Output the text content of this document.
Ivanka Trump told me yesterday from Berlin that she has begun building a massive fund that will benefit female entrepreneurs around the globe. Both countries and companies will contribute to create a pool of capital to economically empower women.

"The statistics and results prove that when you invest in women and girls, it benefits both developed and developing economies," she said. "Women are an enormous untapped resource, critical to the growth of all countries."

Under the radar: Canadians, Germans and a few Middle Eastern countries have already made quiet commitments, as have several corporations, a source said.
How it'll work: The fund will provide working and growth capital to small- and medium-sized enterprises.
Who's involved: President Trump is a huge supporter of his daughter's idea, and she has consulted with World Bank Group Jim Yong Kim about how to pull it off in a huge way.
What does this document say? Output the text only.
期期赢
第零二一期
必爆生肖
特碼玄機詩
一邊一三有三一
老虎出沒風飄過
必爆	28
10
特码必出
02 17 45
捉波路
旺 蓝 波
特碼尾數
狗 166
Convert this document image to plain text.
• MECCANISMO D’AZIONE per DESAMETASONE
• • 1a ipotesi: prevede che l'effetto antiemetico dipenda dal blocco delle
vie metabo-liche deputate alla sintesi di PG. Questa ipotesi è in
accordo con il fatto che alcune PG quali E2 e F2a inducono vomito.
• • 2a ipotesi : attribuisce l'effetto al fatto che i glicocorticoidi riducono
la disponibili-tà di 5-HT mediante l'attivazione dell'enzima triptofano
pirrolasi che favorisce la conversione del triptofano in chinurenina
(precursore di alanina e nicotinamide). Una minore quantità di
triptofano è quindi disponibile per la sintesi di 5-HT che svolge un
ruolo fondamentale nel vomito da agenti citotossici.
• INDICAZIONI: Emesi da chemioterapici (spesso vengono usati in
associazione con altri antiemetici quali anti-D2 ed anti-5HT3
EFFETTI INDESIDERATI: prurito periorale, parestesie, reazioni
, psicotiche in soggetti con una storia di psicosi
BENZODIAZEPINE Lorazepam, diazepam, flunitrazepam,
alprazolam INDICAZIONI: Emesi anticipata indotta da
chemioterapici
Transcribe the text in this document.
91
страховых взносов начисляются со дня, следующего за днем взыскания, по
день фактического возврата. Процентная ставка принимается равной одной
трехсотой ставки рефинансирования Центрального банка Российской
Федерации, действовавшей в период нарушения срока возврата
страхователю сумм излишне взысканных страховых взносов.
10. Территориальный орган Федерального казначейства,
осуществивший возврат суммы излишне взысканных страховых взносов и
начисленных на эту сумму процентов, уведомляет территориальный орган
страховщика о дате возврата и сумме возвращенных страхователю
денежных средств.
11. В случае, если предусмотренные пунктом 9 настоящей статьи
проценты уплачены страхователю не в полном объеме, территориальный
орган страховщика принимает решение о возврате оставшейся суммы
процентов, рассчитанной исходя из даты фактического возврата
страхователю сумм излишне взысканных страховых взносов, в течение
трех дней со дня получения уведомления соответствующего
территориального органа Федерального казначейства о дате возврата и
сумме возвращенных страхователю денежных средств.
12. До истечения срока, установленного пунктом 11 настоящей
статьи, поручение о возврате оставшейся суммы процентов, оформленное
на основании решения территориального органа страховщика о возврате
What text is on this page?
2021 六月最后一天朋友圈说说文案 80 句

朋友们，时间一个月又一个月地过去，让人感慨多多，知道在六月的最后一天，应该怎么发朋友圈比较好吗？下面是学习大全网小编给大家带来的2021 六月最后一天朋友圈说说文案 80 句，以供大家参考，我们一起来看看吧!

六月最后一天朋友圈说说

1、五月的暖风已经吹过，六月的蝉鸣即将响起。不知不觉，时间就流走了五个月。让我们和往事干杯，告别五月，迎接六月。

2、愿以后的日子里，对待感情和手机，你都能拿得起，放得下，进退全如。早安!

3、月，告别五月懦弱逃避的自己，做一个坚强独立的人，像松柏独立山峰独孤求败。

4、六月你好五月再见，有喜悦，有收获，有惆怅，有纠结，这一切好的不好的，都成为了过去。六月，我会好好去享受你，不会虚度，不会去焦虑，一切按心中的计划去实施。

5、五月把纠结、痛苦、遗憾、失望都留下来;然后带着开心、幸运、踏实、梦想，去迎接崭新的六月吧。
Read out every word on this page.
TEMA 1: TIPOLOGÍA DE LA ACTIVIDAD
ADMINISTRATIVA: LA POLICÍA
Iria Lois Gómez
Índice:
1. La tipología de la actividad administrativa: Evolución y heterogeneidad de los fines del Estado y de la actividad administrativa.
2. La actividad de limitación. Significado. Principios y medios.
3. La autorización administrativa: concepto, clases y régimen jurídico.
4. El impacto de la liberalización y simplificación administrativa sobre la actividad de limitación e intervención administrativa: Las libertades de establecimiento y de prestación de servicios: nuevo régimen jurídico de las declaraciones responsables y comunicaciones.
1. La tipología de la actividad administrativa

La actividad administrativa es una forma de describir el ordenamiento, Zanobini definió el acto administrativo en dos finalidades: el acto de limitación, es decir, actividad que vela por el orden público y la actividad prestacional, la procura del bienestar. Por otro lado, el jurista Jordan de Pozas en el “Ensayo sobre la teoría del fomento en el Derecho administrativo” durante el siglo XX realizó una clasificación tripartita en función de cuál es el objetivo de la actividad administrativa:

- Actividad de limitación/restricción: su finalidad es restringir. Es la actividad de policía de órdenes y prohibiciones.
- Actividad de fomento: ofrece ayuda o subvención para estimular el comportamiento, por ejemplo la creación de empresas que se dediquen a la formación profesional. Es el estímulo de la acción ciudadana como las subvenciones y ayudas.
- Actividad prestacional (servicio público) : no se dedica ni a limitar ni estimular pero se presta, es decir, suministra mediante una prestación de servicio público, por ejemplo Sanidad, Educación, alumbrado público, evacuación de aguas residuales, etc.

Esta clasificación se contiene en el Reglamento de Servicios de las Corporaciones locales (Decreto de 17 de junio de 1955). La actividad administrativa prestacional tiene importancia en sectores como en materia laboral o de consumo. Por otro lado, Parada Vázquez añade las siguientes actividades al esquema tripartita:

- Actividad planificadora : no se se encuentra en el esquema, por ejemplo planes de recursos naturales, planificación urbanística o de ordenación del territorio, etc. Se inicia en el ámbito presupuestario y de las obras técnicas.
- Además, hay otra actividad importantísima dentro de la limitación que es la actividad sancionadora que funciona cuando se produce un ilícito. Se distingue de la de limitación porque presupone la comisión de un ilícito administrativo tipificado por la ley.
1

====================

#### Task directions
Check every line for "will" and show the ones that have it.

#### Result of this exercise
Ivanka Trump told me yesterday from Berlin that she has begun building a massive fund that will benefit female entrepreneurs around the globe. Both countries and companies will contribute to create a pool of capital to economically empower women.
How it'll work: The fund will provide working and growth capital to small- and medium-sized enterprises.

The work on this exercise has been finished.